--- start Material provided ---

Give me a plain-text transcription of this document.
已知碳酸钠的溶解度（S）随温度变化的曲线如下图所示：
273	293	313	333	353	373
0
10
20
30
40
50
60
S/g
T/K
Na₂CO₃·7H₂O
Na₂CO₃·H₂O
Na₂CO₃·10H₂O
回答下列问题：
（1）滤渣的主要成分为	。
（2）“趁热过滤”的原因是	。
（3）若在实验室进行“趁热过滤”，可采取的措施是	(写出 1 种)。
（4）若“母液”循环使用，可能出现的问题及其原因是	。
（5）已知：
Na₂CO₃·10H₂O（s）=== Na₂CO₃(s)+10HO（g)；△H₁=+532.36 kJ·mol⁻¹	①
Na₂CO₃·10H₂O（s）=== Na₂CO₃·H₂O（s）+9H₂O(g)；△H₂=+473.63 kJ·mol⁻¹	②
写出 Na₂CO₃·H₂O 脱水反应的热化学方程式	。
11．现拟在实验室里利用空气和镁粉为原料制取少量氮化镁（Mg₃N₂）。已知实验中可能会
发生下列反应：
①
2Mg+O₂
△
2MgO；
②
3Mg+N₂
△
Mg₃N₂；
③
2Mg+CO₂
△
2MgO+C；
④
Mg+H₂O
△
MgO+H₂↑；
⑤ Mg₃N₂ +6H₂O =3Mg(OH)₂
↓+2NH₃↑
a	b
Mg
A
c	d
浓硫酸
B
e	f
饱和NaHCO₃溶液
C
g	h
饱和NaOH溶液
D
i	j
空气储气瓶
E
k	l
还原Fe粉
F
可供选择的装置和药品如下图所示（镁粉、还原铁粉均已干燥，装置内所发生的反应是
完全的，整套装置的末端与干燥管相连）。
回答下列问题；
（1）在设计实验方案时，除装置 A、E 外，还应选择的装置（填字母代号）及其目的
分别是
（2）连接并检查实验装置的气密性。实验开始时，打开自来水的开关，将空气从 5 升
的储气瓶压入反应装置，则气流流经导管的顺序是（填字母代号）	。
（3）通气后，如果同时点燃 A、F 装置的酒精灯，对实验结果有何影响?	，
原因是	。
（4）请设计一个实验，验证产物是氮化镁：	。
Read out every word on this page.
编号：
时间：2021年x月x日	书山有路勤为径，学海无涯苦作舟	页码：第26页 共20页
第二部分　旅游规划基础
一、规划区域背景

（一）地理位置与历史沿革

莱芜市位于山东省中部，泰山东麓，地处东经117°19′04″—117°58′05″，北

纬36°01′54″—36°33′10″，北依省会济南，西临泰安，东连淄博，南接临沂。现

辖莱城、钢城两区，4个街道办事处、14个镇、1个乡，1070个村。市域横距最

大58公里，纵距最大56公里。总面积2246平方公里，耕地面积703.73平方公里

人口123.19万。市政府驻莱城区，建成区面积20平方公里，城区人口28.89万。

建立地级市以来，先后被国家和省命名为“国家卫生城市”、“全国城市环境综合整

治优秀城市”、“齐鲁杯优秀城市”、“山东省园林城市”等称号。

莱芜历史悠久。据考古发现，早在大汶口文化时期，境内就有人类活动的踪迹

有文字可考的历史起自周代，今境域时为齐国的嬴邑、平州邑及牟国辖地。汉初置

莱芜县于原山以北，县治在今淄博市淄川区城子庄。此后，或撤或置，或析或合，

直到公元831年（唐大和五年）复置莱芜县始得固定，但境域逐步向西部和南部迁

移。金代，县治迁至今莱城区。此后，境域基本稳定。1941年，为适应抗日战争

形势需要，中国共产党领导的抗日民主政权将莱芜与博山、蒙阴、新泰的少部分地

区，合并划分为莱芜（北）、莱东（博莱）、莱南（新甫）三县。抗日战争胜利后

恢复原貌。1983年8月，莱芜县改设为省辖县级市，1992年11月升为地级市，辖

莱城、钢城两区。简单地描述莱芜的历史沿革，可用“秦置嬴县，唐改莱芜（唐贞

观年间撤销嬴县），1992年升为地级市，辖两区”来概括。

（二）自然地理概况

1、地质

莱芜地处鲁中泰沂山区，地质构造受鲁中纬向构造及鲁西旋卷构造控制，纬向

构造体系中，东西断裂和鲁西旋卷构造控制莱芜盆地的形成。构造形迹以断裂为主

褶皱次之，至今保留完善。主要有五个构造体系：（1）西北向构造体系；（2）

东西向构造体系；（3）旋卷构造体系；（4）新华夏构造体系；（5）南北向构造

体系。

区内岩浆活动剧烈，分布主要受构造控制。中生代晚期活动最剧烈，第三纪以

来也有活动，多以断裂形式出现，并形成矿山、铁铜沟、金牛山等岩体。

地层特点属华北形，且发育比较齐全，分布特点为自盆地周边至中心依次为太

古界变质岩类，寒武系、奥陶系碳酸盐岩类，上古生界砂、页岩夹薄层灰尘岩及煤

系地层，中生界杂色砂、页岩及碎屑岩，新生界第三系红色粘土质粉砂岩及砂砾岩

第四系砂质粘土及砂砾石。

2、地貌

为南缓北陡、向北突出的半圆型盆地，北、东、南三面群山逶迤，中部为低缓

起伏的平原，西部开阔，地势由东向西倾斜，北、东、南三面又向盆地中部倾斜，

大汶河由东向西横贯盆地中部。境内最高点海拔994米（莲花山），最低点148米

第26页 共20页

--- end Material provided ---
--- start Material provided ---

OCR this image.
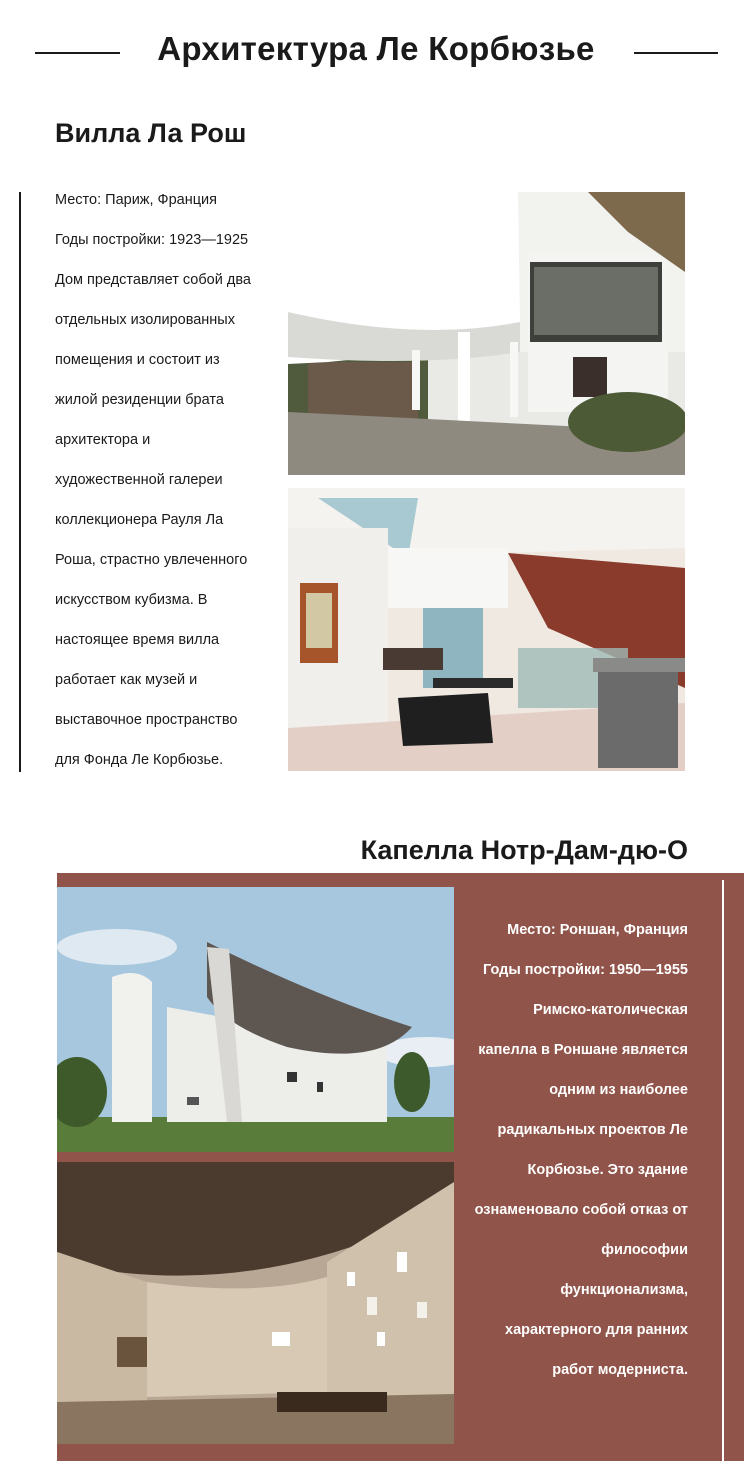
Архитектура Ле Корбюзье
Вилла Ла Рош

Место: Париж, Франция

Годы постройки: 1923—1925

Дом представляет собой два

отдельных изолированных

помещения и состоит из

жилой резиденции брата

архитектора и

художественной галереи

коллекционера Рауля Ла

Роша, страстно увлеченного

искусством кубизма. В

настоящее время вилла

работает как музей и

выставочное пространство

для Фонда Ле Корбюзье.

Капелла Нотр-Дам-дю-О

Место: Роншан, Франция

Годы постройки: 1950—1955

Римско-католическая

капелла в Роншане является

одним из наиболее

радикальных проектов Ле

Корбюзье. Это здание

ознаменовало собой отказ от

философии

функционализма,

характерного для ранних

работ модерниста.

--- end Material provided ---

■ **Required task**
Filter the entries down to the lines containing "Na₂CO₃". Copy each of those lines.

■ **Correct output**
Na₂CO₃·7H₂O
Na₂CO₃·H₂O
Na₂CO₃·10H₂O
Na₂CO₃·10H₂O（s）=== Na₂CO₃(s)+10HO（g)；△H₁=+532.36 kJ·mol⁻¹	①
Na₂CO₃·10H₂O（s）=== Na₂CO₃·H₂O（s）+9H₂O(g)；△H₂=+473.63 kJ·mol⁻¹	②
写出 Na₂CO₃·H₂O 脱水反应的热化学方程式	。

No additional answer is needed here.